== RECORDS SHOWN ==
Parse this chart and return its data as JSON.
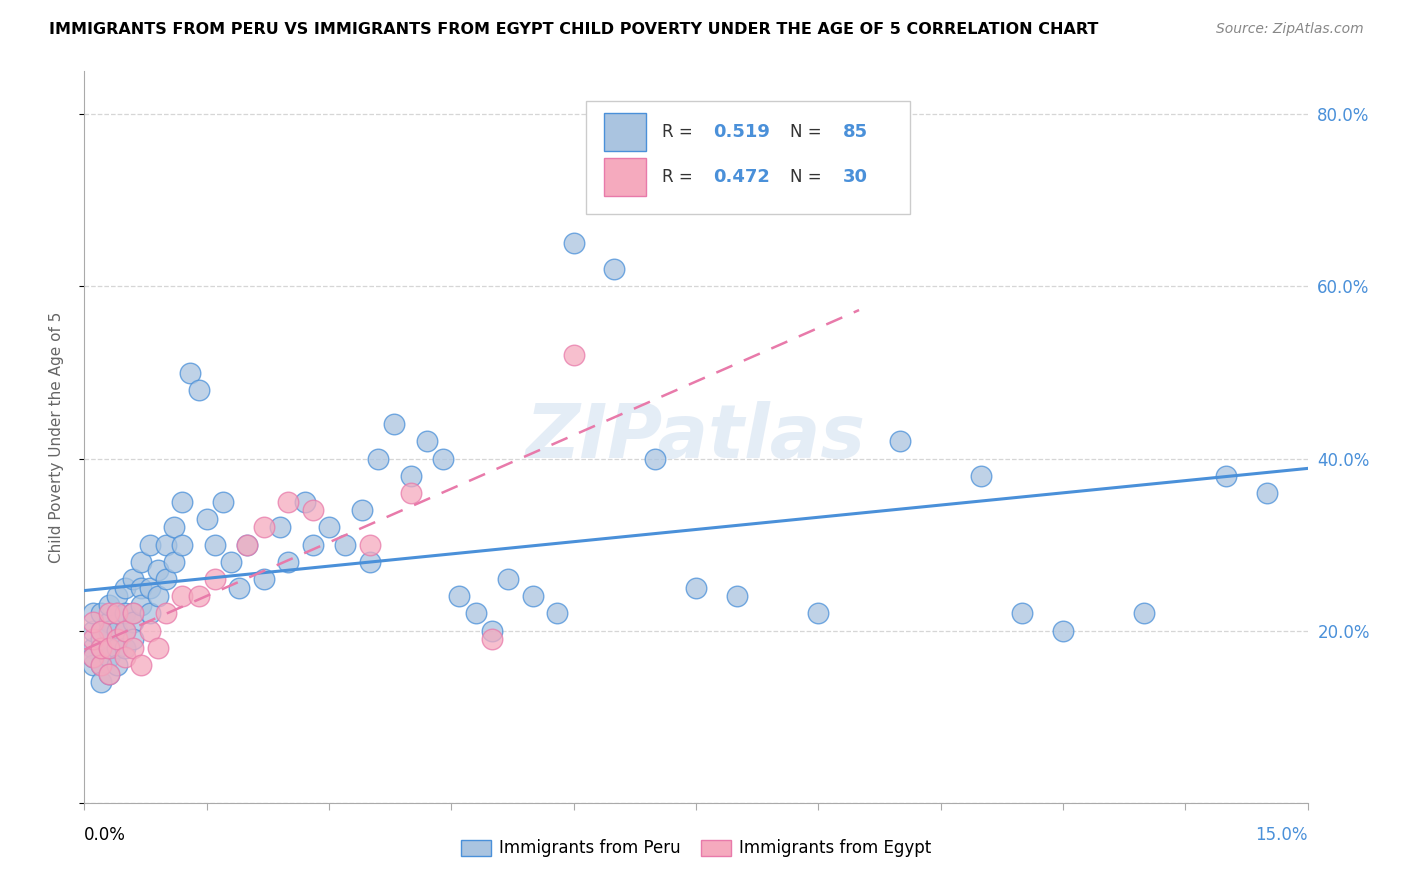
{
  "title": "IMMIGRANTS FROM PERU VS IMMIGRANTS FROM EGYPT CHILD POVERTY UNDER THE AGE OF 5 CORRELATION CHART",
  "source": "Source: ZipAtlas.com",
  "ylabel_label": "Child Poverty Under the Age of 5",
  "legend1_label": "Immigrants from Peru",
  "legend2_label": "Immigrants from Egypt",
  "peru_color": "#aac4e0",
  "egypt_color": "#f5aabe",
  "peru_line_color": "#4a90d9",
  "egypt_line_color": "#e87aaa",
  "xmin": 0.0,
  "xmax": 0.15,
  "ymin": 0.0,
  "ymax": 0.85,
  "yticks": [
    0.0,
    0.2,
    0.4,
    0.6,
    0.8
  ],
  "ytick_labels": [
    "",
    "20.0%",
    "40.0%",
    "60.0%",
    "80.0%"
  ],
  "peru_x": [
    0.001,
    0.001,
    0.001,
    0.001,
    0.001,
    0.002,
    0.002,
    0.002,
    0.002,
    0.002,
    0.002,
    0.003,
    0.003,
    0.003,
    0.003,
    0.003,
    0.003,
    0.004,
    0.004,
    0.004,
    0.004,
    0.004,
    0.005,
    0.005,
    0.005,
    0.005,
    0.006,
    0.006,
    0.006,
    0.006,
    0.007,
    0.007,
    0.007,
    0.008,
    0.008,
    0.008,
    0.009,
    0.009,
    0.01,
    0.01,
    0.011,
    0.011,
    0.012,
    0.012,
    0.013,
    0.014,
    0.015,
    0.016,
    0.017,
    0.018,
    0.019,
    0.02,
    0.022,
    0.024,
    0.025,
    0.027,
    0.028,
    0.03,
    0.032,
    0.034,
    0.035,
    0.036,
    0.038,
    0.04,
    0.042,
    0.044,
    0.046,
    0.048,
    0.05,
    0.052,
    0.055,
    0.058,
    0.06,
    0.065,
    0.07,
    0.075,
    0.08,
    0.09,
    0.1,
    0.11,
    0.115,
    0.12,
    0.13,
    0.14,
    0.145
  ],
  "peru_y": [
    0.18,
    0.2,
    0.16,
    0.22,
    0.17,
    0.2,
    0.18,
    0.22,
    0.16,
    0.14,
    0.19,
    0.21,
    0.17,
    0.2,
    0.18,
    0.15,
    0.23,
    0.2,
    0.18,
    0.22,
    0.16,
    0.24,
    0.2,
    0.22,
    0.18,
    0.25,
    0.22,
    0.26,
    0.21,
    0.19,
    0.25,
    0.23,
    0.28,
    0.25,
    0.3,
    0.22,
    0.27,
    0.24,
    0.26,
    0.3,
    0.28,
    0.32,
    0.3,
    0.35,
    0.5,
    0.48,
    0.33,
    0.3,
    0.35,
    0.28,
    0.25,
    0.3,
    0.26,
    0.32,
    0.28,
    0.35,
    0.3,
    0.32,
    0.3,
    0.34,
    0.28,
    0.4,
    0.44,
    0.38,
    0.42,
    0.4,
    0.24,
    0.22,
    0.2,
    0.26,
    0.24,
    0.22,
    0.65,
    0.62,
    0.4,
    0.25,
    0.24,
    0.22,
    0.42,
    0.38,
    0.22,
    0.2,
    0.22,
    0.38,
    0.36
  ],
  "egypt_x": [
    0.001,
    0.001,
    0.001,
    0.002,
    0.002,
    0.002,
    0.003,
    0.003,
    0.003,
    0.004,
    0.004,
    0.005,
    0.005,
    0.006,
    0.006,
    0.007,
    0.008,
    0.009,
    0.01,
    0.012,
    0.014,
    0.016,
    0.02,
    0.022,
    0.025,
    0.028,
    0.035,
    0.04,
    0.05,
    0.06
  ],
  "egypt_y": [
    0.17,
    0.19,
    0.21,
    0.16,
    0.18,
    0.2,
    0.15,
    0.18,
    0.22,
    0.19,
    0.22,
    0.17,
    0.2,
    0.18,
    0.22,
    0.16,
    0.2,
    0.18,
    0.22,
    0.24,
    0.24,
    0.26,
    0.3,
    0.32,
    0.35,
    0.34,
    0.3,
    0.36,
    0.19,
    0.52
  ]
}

* * *

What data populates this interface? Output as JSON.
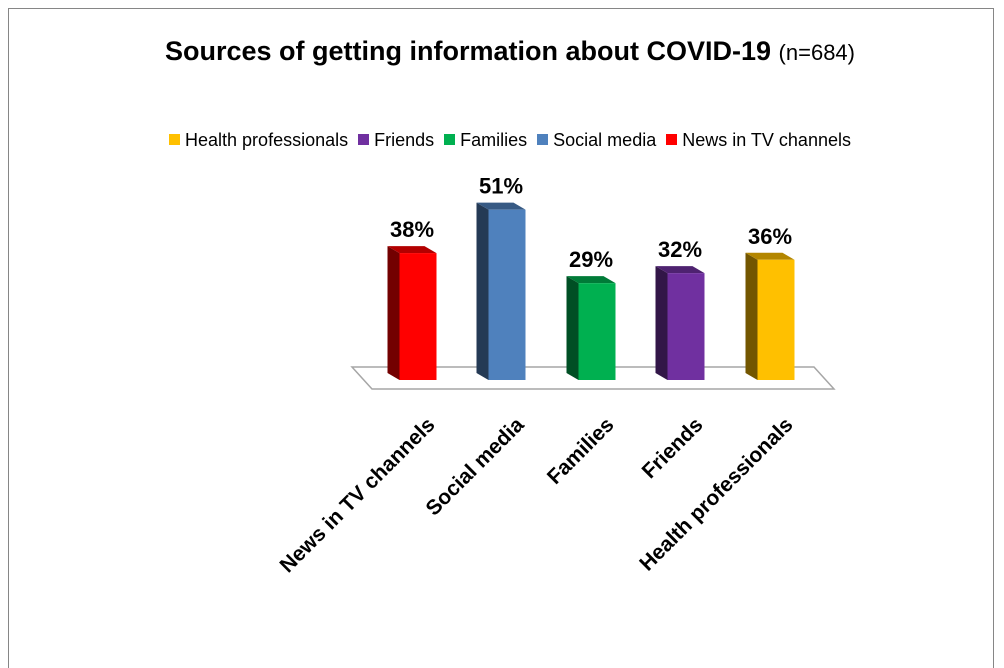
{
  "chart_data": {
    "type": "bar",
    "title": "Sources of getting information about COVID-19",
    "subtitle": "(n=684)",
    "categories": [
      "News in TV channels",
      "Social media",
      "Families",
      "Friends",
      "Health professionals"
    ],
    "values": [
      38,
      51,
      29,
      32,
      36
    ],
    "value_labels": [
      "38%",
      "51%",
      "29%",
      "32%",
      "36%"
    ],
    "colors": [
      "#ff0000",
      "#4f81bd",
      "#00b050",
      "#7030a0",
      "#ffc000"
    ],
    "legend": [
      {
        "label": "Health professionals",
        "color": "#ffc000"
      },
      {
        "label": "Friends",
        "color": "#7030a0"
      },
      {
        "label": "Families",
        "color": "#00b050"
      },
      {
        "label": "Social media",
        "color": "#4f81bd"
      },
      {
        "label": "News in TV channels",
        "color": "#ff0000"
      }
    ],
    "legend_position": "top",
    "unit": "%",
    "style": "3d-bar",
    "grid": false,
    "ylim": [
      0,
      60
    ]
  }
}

==

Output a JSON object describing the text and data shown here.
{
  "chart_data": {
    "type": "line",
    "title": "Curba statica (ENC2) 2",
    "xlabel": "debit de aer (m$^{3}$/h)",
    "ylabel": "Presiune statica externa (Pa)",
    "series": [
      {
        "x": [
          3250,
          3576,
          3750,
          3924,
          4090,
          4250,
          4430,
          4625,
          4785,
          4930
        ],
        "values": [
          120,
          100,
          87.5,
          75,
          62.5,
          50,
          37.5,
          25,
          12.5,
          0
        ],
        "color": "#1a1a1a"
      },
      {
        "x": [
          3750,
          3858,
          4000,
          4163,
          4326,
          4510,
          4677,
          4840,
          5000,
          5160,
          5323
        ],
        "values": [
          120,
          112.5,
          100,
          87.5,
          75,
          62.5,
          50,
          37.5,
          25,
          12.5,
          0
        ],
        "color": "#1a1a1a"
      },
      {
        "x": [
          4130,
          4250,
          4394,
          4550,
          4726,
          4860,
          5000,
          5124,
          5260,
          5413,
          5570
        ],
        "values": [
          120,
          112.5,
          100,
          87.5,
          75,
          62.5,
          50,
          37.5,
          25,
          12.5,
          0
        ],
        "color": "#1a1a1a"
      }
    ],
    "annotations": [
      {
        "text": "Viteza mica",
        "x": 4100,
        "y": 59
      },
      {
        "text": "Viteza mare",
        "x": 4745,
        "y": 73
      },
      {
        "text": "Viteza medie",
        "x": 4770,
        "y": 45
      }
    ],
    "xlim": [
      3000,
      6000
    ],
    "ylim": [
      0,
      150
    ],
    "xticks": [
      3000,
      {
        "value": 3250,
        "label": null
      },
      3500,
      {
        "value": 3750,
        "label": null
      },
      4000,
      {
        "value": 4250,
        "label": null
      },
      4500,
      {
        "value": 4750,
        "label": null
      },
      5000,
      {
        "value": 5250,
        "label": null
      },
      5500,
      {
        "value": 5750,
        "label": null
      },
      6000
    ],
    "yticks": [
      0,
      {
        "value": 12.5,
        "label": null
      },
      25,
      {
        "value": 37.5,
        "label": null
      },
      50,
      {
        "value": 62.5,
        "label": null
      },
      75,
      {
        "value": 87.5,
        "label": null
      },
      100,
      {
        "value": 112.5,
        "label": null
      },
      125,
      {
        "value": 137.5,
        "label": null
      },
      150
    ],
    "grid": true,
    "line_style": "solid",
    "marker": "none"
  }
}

== BRIEF ==
State the number of lines in this listing that contain the string "JSON", and add nothing else.

== THE SOLUTION ==
3